-- TASK DIRECTIONS --
Of all the lines in the material, how many contain the word "JSON"? State the number alone.

-- INPUT --
◇ ◇ ◇ ◇

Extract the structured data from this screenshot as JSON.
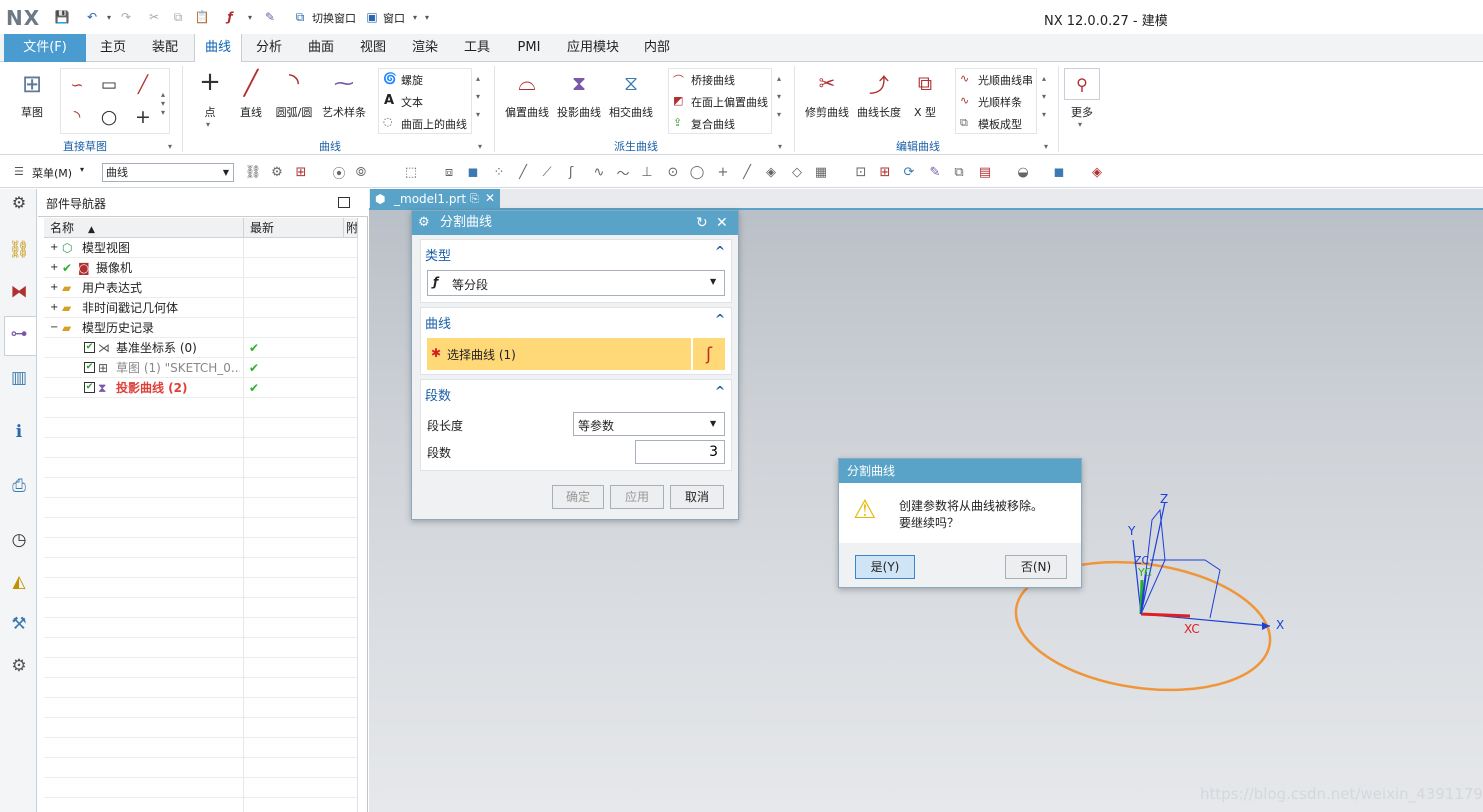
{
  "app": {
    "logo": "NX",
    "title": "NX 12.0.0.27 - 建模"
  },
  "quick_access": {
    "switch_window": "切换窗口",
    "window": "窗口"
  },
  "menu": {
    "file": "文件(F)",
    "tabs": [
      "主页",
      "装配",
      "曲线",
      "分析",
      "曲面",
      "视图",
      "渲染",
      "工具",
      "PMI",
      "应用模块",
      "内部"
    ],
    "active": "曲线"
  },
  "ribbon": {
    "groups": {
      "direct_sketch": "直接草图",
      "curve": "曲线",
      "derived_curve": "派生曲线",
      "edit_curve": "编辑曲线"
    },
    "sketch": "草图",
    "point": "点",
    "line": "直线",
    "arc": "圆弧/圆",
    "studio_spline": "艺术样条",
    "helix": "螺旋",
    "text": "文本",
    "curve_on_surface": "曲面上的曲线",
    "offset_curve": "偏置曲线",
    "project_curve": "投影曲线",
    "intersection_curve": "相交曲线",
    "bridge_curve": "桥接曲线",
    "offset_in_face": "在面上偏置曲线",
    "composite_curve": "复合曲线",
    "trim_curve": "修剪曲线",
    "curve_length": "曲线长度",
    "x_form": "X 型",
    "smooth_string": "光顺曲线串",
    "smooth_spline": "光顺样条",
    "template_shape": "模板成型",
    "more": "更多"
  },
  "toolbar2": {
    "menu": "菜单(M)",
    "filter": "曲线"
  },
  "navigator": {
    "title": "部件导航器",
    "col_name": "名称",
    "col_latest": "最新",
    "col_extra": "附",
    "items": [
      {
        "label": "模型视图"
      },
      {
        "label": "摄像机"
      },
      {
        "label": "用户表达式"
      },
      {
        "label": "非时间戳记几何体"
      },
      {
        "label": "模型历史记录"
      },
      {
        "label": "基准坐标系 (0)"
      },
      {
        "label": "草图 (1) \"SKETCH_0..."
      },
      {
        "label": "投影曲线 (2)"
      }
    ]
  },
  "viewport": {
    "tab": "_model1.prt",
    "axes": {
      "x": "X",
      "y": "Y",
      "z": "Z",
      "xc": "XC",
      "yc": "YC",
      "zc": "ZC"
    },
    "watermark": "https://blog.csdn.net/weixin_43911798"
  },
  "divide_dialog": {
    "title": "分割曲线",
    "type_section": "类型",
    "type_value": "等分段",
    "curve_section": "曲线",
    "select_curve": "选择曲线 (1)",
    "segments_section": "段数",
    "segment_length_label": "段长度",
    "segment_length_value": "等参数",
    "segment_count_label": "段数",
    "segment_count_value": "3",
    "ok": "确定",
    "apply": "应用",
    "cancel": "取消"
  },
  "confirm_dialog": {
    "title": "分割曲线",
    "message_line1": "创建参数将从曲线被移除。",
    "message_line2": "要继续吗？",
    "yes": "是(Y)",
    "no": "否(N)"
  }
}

◇ ◇ ◇ ◇

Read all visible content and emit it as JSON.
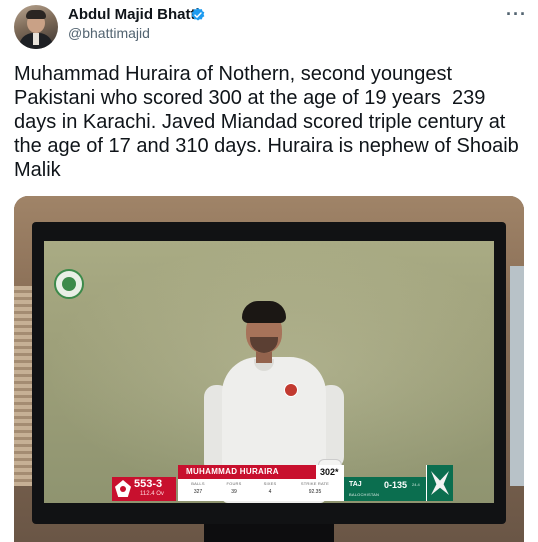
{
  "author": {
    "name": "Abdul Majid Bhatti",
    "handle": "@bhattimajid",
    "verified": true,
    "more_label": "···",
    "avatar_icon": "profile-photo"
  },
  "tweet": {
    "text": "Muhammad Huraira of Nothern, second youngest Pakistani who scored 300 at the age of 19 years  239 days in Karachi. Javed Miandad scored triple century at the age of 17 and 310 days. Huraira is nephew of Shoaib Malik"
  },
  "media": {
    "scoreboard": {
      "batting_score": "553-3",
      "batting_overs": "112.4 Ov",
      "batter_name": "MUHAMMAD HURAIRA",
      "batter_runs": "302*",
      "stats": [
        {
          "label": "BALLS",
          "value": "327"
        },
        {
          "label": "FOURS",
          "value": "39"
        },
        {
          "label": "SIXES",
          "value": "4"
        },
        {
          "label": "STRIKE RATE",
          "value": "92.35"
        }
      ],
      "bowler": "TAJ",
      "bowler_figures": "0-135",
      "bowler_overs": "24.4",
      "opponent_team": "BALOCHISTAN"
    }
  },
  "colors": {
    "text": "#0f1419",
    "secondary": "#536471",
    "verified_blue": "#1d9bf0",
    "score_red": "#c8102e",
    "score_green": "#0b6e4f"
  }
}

◇ ◇ ◇ ◇

-- SOLUTION TO THIS PROBLEM --
2